_Set task_
Reproduce all records exactly.

Stored entries
======

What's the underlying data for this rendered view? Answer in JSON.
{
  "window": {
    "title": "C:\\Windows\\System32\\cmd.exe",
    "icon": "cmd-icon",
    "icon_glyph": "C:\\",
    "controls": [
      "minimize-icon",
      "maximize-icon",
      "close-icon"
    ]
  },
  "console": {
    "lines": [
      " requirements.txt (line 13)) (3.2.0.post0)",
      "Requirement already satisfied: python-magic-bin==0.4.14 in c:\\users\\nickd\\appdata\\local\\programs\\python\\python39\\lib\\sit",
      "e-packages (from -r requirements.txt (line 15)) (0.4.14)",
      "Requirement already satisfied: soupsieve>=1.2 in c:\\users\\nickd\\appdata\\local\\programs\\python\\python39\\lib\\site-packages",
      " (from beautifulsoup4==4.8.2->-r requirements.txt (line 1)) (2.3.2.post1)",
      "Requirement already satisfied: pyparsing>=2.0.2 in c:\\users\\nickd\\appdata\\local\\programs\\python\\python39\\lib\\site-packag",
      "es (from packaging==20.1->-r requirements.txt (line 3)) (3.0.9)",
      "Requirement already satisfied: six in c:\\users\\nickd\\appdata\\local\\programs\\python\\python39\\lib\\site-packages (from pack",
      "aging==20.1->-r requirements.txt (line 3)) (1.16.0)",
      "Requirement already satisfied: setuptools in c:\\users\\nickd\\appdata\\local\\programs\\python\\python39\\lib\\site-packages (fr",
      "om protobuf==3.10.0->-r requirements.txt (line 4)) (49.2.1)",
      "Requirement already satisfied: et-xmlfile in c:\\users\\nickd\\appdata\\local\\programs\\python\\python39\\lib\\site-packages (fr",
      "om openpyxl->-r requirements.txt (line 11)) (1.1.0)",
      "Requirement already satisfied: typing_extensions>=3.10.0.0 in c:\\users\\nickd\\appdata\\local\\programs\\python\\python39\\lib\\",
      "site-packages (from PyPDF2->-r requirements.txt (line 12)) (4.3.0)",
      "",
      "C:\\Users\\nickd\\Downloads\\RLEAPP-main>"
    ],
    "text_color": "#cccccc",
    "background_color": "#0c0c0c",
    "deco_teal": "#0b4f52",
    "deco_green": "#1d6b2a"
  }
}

======

_Answer to the task_
What's the underlying data for this rendered view? Answer in JSON.
{
  "window": {
    "title": "C:\\Windows\\System32\\cmd.exe",
    "icon": "cmd-icon",
    "icon_glyph": "C:\\",
    "controls": [
      "minimize-icon",
      "maximize-icon",
      "close-icon"
    ]
  },
  "console": {
    "lines": [
      " requirements.txt (line 13)) (3.2.0.post0)",
      "Requirement already satisfied: python-magic-bin==0.4.14 in c:\\users\\nickd\\appdata\\local\\programs\\python\\python39\\lib\\sit",
      "e-packages (from -r requirements.txt (line 15)) (0.4.14)",
      "Requirement already satisfied: soupsieve>=1.2 in c:\\users\\nickd\\appdata\\local\\programs\\python\\python39\\lib\\site-packages",
      " (from beautifulsoup4==4.8.2->-r requirements.txt (line 1)) (2.3.2.post1)",
      "Requirement already satisfied: pyparsing>=2.0.2 in c:\\users\\nickd\\appdata\\local\\programs\\python\\python39\\lib\\site-packag",
      "es (from packaging==20.1->-r requirements.txt (line 3)) (3.0.9)",
      "Requirement already satisfied: six in c:\\users\\nickd\\appdata\\local\\programs\\python\\python39\\lib\\site-packages (from pack",
      "aging==20.1->-r requirements.txt (line 3)) (1.16.0)",
      "Requirement already satisfied: setuptools in c:\\users\\nickd\\appdata\\local\\programs\\python\\python39\\lib\\site-packages (fr",
      "om protobuf==3.10.0->-r requirements.txt (line 4)) (49.2.1)",
      "Requirement already satisfied: et-xmlfile in c:\\users\\nickd\\appdata\\local\\programs\\python\\python39\\lib\\site-packages (fr",
      "om openpyxl->-r requirements.txt (line 11)) (1.1.0)",
      "Requirement already satisfied: typing_extensions>=3.10.0.0 in c:\\users\\nickd\\appdata\\local\\programs\\python\\python39\\lib\\",
      "site-packages (from PyPDF2->-r requirements.txt (line 12)) (4.3.0)",
      "",
      "C:\\Users\\nickd\\Downloads\\RLEAPP-main>"
    ],
    "text_color": "#cccccc",
    "background_color": "#0c0c0c",
    "deco_teal": "#0b4f52",
    "deco_green": "#1d6b2a"
  }
}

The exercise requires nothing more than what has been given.